■ **GIVEN INSTRUCTION**
Rewrite the lines below with "on its own line" changed to "on a separate line" and nothing else altered.

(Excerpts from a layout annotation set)
--- START ---

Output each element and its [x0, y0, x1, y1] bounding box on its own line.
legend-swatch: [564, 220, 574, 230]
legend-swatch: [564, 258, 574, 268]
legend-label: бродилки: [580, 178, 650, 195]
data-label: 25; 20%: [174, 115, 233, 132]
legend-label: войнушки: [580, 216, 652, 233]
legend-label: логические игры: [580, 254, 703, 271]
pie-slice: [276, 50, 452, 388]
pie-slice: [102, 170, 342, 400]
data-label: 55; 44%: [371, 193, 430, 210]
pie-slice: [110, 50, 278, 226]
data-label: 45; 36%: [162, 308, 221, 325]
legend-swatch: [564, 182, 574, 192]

--- END ---

■ **SOLUTION**
Output each element and its [x0, y0, x1, y1] bounding box on a separate line.
legend-swatch: [564, 220, 574, 230]
legend-swatch: [564, 258, 574, 268]
legend-label: бродилки: [580, 178, 650, 195]
data-label: 25; 20%: [174, 115, 233, 132]
legend-label: войнушки: [580, 216, 652, 233]
legend-label: логические игры: [580, 254, 703, 271]
pie-slice: [276, 50, 452, 388]
pie-slice: [102, 170, 342, 400]
data-label: 55; 44%: [371, 193, 430, 210]
pie-slice: [110, 50, 278, 226]
data-label: 45; 36%: [162, 308, 221, 325]
legend-swatch: [564, 182, 574, 192]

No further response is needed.